------ ITEMS
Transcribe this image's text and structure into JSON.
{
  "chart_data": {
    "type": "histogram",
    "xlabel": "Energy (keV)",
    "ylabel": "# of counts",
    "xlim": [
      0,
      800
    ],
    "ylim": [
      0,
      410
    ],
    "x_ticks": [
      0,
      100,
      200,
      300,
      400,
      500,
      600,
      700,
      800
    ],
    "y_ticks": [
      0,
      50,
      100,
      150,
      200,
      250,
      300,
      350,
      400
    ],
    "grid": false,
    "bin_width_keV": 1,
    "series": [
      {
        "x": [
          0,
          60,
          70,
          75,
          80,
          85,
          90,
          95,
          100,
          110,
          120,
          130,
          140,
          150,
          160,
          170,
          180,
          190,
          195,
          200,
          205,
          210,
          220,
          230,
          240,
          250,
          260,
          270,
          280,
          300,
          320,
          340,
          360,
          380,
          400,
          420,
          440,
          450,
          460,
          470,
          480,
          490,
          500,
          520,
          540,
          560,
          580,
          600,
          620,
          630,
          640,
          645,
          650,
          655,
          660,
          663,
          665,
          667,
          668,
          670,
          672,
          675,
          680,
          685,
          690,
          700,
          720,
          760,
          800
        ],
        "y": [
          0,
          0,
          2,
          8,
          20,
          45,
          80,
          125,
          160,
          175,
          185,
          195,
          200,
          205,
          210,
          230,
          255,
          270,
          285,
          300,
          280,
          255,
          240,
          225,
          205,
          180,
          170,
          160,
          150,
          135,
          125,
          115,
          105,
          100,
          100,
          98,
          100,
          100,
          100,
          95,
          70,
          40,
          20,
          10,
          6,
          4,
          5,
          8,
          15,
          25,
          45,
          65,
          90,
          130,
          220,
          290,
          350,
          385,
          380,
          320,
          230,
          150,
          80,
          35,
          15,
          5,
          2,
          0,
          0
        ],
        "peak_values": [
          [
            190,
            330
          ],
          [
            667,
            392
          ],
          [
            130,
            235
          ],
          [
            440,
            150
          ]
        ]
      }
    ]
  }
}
------------
[GIVEN EXERCISE] Repeat the records above exactly.

[RESPONSE TO THE TASK]
Transcribe this image's text and structure into JSON.
{
  "chart_data": {
    "type": "histogram",
    "xlabel": "Energy (keV)",
    "ylabel": "# of counts",
    "xlim": [
      0,
      800
    ],
    "ylim": [
      0,
      410
    ],
    "x_ticks": [
      0,
      100,
      200,
      300,
      400,
      500,
      600,
      700,
      800
    ],
    "y_ticks": [
      0,
      50,
      100,
      150,
      200,
      250,
      300,
      350,
      400
    ],
    "grid": false,
    "bin_width_keV": 1,
    "series": [
      {
        "x": [
          0,
          60,
          70,
          75,
          80,
          85,
          90,
          95,
          100,
          110,
          120,
          130,
          140,
          150,
          160,
          170,
          180,
          190,
          195,
          200,
          205,
          210,
          220,
          230,
          240,
          250,
          260,
          270,
          280,
          300,
          320,
          340,
          360,
          380,
          400,
          420,
          440,
          450,
          460,
          470,
          480,
          490,
          500,
          520,
          540,
          560,
          580,
          600,
          620,
          630,
          640,
          645,
          650,
          655,
          660,
          663,
          665,
          667,
          668,
          670,
          672,
          675,
          680,
          685,
          690,
          700,
          720,
          760,
          800
        ],
        "y": [
          0,
          0,
          2,
          8,
          20,
          45,
          80,
          125,
          160,
          175,
          185,
          195,
          200,
          205,
          210,
          230,
          255,
          270,
          285,
          300,
          280,
          255,
          240,
          225,
          205,
          180,
          170,
          160,
          150,
          135,
          125,
          115,
          105,
          100,
          100,
          98,
          100,
          100,
          100,
          95,
          70,
          40,
          20,
          10,
          6,
          4,
          5,
          8,
          15,
          25,
          45,
          65,
          90,
          130,
          220,
          290,
          350,
          385,
          380,
          320,
          230,
          150,
          80,
          35,
          15,
          5,
          2,
          0,
          0
        ],
        "peak_values": [
          [
            190,
            330
          ],
          [
            667,
            392
          ],
          [
            130,
            235
          ],
          [
            440,
            150
          ]
        ]
      }
    ]
  }
}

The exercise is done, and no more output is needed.